(Given task)
Set out the lines below as a Markdown table with two columns, No. and Line. Give each line a row number and skip any blank lines.

(Data records)
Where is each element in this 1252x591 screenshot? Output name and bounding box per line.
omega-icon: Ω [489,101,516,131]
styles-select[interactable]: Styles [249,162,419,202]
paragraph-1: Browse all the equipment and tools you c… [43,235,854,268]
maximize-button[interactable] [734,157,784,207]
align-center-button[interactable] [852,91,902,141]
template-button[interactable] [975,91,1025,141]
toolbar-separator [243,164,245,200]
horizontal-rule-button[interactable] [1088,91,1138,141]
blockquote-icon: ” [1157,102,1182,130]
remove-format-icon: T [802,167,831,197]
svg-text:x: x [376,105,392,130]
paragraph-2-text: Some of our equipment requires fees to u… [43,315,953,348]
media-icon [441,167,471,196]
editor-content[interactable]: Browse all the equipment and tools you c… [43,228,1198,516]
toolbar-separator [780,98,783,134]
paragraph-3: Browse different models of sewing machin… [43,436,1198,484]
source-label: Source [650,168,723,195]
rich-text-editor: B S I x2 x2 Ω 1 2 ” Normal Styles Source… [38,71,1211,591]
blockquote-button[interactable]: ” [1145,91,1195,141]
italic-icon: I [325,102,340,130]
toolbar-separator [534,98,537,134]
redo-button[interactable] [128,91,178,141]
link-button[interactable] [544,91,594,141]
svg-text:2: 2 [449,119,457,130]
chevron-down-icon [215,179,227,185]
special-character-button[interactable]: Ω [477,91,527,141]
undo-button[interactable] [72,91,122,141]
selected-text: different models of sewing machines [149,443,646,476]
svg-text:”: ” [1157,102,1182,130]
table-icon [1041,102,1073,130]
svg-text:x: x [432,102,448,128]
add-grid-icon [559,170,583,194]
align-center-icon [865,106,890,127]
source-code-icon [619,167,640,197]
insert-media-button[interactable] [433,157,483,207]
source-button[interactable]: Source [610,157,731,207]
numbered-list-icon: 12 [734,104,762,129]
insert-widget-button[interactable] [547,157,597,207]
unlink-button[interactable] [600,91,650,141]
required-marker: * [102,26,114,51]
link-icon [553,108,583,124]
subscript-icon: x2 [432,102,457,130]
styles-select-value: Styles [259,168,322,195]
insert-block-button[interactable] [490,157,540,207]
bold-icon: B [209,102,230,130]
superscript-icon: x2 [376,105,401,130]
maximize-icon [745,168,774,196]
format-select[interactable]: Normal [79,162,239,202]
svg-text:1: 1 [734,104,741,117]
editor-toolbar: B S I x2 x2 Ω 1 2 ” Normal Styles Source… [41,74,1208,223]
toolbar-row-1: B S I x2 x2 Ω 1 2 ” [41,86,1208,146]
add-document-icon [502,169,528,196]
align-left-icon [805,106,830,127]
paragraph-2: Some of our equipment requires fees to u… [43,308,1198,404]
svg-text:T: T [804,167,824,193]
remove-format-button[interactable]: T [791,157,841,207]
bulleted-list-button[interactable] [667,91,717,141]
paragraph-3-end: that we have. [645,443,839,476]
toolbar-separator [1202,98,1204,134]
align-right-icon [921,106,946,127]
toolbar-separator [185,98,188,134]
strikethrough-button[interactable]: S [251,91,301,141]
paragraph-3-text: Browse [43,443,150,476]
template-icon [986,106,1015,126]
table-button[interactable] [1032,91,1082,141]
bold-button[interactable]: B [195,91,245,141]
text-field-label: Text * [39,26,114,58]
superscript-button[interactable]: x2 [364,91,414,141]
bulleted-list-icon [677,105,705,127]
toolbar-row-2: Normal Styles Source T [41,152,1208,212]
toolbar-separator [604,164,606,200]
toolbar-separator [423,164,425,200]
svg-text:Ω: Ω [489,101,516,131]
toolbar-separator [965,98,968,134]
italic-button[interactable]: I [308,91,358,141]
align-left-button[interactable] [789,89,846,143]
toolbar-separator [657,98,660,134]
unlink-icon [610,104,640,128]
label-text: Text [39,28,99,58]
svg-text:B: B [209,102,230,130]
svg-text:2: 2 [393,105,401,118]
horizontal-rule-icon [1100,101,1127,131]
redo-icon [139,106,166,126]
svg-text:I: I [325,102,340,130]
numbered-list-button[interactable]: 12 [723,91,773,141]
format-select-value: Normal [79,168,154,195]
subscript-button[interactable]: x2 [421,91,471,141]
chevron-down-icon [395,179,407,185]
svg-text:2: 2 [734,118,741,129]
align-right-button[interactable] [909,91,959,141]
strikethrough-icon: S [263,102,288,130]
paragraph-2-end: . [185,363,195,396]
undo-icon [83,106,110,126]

(Response to the task)
| No. | Line |
|---|---|
| 1 | Where is each element in this 1252x591 screenshot? Output name and bounding box per line. |
| 2 | omega-icon: Ω [489,101,516,131] |
| 3 | styles-select[interactable]: Styles [249,162,419,202] |
| 4 | paragraph-1: Browse all the equipment and tools you c… [43,235,854,268] |
| 5 | maximize-button[interactable] [734,157,784,207] |
| 6 | align-center-button[interactable] [852,91,902,141] |
| 7 | template-button[interactable] [975,91,1025,141] |
| 8 | toolbar-separator [243,164,245,200] |
| 9 | horizontal-rule-button[interactable] [1088,91,1138,141] |
| 10 | blockquote-icon: ” [1157,102,1182,130] |
| 11 | remove-format-icon: T [802,167,831,197] |
| 12 | svg-text:x: x [376,105,392,130] |
| 13 | paragraph-2-text: Some of our equipment requires fees to u… [43,315,953,348] |
| 14 | media-icon [441,167,471,196] |
| 15 | editor-content[interactable]: Browse all the equipment and tools you c… [43,228,1198,516] |
| 16 | toolbar-separator [780,98,783,134] |
| 17 | paragraph-3: Browse different models of sewing machin… [43,436,1198,484] |
| 18 | source-label: Source [650,168,723,195] |
| 19 | rich-text-editor: B S I x2 x2 Ω 1 2 ” Normal Styles Source… [38,71,1211,591] |
| 20 | blockquote-button[interactable]: ” [1145,91,1195,141] |
| 21 | italic-icon: I [325,102,340,130] |
| 22 | toolbar-separator [534,98,537,134] |
| 23 | redo-button[interactable] [128,91,178,141] |
| 24 | link-button[interactable] [544,91,594,141] |
| 25 | svg-text:2: 2 [449,119,457,130] |
| 26 | chevron-down-icon [215,179,227,185] |
| 27 | special-character-button[interactable]: Ω [477,91,527,141] |
| 28 | undo-button[interactable] [72,91,122,141] |
| 29 | selected-text: different models of sewing machines [149,443,646,476] |
| 30 | svg-text:”: ” [1157,102,1182,130] |
| 31 | table-icon [1041,102,1073,130] |
| 32 | svg-text:x: x [432,102,448,128] |
| 33 | add-grid-icon [559,170,583,194] |
| 34 | align-center-icon [865,106,890,127] |
| 35 | source-code-icon [619,167,640,197] |
| 36 | insert-media-button[interactable] [433,157,483,207] |
| 37 | source-button[interactable]: Source [610,157,731,207] |
| 38 | numbered-list-icon: 12 [734,104,762,129] |
| 39 | insert-widget-button[interactable] [547,157,597,207] |
| 40 | unlink-button[interactable] [600,91,650,141] |
| 41 | required-marker: * [102,26,114,51] |
| 42 | link-icon [553,108,583,124] |
| 43 | subscript-icon: x2 [432,102,457,130] |
| 44 | styles-select-value: Styles [259,168,322,195] |
| 45 | insert-block-button[interactable] [490,157,540,207] |
| 46 | bold-icon: B [209,102,230,130] |
| 47 | superscript-icon: x2 [376,105,401,130] |
| 48 | maximize-icon [745,168,774,196] |
| 49 | format-select[interactable]: Normal [79,162,239,202] |
| 50 | svg-text:1: 1 [734,104,741,117] |
| 51 | editor-toolbar: B S I x2 x2 Ω 1 2 ” Normal Styles Source… [41,74,1208,223] |
| 52 | toolbar-row-1: B S I x2 x2 Ω 1 2 ” [41,86,1208,146] |
| 53 | add-document-icon [502,169,528,196] |
| 54 | align-left-icon [805,106,830,127] |
| 55 | paragraph-2: Some of our equipment requires fees to u… [43,308,1198,404] |
| 56 | svg-text:T: T [804,167,824,193] |
| 57 | remove-format-button[interactable]: T [791,157,841,207] |
| 58 | bulleted-list-button[interactable] [667,91,717,141] |
| 59 | paragraph-3-end: that we have. [645,443,839,476] |
| 60 | toolbar-separator [1202,98,1204,134] |
| 61 | align-right-icon [921,106,946,127] |
| 62 | toolbar-separator [185,98,188,134] |
| 63 | strikethrough-button[interactable]: S [251,91,301,141] |
| 64 | paragraph-3-text: Browse [43,443,150,476] |
| 65 | template-icon [986,106,1015,126] |
| 66 | table-button[interactable] [1032,91,1082,141] |
| 67 | bold-button[interactable]: B [195,91,245,141] |
| 68 | text-field-label: Text * [39,26,114,58] |
| 69 | superscript-button[interactable]: x2 [364,91,414,141] |
| 70 | bulleted-list-icon [677,105,705,127] |
| 71 | toolbar-row-2: Normal Styles Source T [41,152,1208,212] |
| 72 | toolbar-separator [604,164,606,200] |
| 73 | toolbar-separator [423,164,425,200] |
| 74 | svg-text:Ω: Ω [489,101,516,131] |
| 75 | toolbar-separator [965,98,968,134] |
| 76 | italic-button[interactable]: I [308,91,358,141] |
| 77 | align-left-button[interactable] [789,89,846,143] |
| 78 | toolbar-separator [657,98,660,134] |
| 79 | unlink-icon [610,104,640,128] |
| 80 | label-text: Text [39,28,99,58] |
| 81 | svg-text:B: B [209,102,230,130] |
| 82 | svg-text:2: 2 [393,105,401,118] |
| 83 | horizontal-rule-icon [1100,101,1127,131] |
| 84 | redo-icon [139,106,166,126] |
| 85 | svg-text:I: I [325,102,340,130] |
| 86 | numbered-list-button[interactable]: 12 [723,91,773,141] |
| 87 | format-select-value: Normal [79,168,154,195] |
| 88 | subscript-button[interactable]: x2 [421,91,471,141] |
| 89 | chevron-down-icon [395,179,407,185] |
| 90 | svg-text:2: 2 [734,118,741,129] |
| 91 | align-right-button[interactable] [909,91,959,141] |
| 92 | strikethrough-icon: S [263,102,288,130] |
| 93 | paragraph-2-end: . [185,363,195,396] |
| 94 | undo-icon [83,106,110,126] |